Pull out every line with the word "between" from the entries below.

━━━━━ INFORMATION SUPPLIED ━━━━━

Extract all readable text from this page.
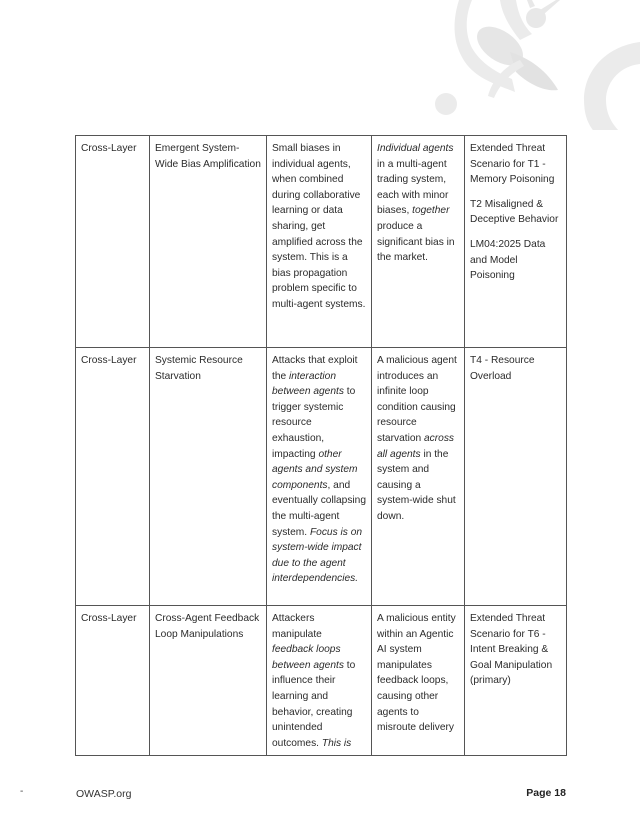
Cross-Layer	Emergent System-Wide Bias Amplification	Small biases in individual agents, when combined during collaborative learning or data sharing, get amplified across the system. This is a bias propagation problem specific to multi-agent systems.	Individual agents in a multi-agent trading system, each with minor biases, together produce a significant bias in the market.	Extended Threat Scenario for T1 - Memory Poisoning
T2 Misaligned & Deceptive Behavior
LM04:2025 Data and Model Poisoning

Cross-Layer	Systemic Resource Starvation	Attacks that exploit the interaction between agents to trigger systemic resource exhaustion, impacting other agents and system components, and eventually collapsing the multi-agent system. Focus is on system-wide impact due to the agent interdependencies.	A malicious agent introduces an infinite loop condition causing resource starvation across all agents in the system and causing a system-wide shut down.	T4 - Resource Overload

Cross-Layer	Cross-Agent Feedback Loop Manipulations	Attackers manipulate feedback loops between agents to influence their learning and behavior, creating unintended outcomes. This is	A malicious entity within an Agentic AI system manipulates feedback loops, causing other agents to misroute delivery	Extended Threat Scenario for T6 - Intent Breaking & Goal Manipulation (primary)
-	OWASP.org	Page 18
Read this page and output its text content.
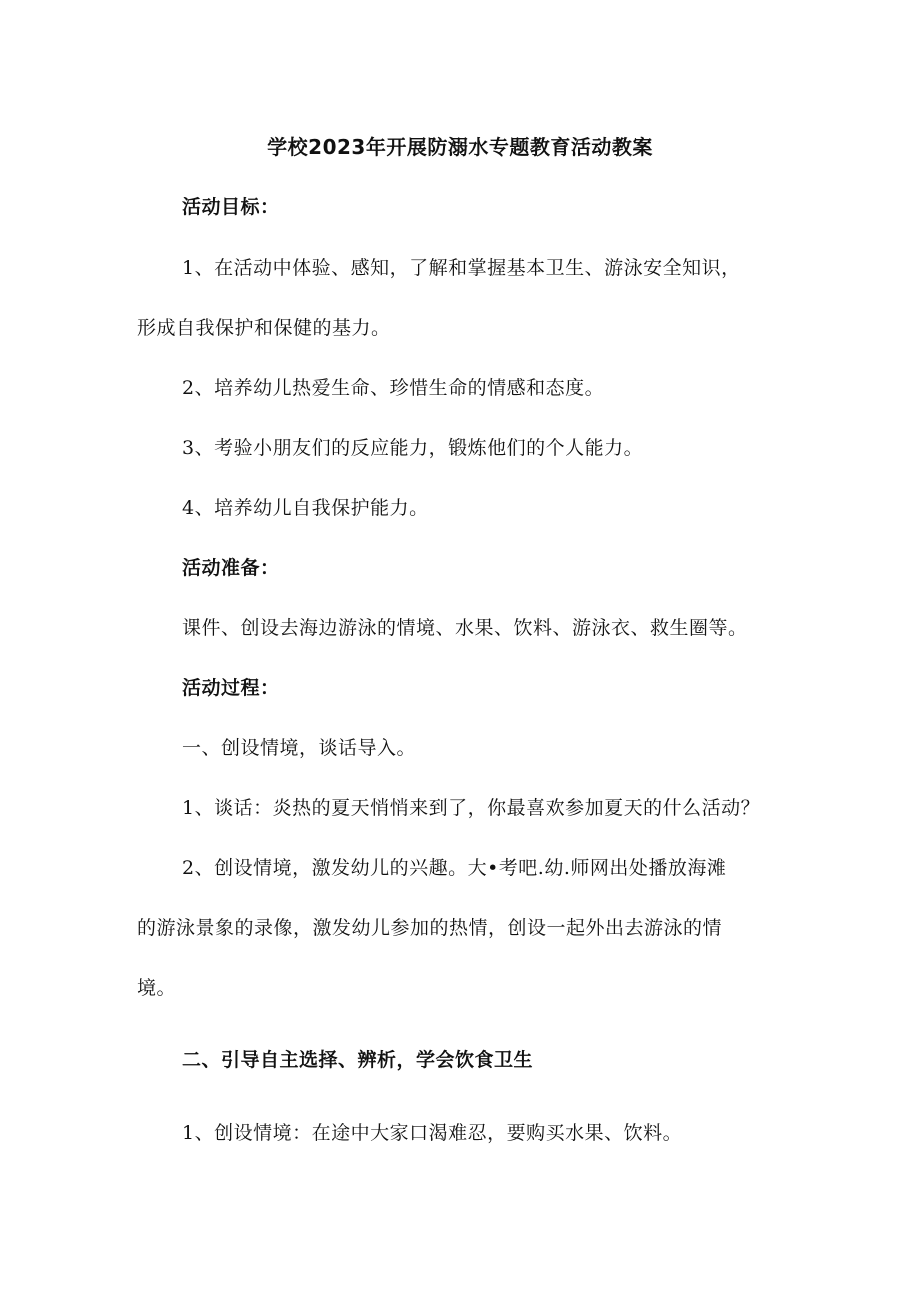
学校2023年开展防溺水专题教育活动教案
活动目标：
1、在活动中体验、感知，了解和掌握基本卫生、游泳安全知识，
形成自我保护和保健的基力。
2、培养幼儿热爱生命、珍惜生命的情感和态度。
3、考验小朋友们的反应能力，锻炼他们的个人能力。
4、培养幼儿自我保护能力。
活动准备：
课件、创设去海边游泳的情境、水果、饮料、游泳衣、救生圈等。
活动过程：
一、创设情境，谈话导入。
1、谈话：炎热的夏天悄悄来到了，你最喜欢参加夏天的什么活动？
2、创设情境，激发幼儿的兴趣。大•考吧.幼.师网出处播放海滩
的游泳景象的录像，激发幼儿参加的热情，创设一起外出去游泳的情
境。
二、引导自主选择、辨析，学会饮食卫生
1、创设情境：在途中大家口渴难忍，要购买水果、饮料。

━━━━━

* **CORRECT ANSWER**
Cross-Layer	Systemic Resource Starvation	Attacks that exploit the interaction between agents to trigger systemic resource exhaustion, impacting other agents and system components, and eventually collapsing the multi-agent system. Focus is on system-wide impact due to the agent interdependencies.	A malicious agent introduces an infinite loop condition causing resource starvation across all agents in the system and causing a system-wide shut down.	T4 - Resource Overload
Cross-Layer	Cross-Agent Feedback Loop Manipulations	Attackers manipulate feedback loops between agents to influence their learning and behavior, creating unintended outcomes. This is	A malicious entity within an Agentic AI system manipulates feedback loops, causing other agents to misroute delivery	Extended Threat Scenario for T6 - Intent Breaking & Goal Manipulation (primary)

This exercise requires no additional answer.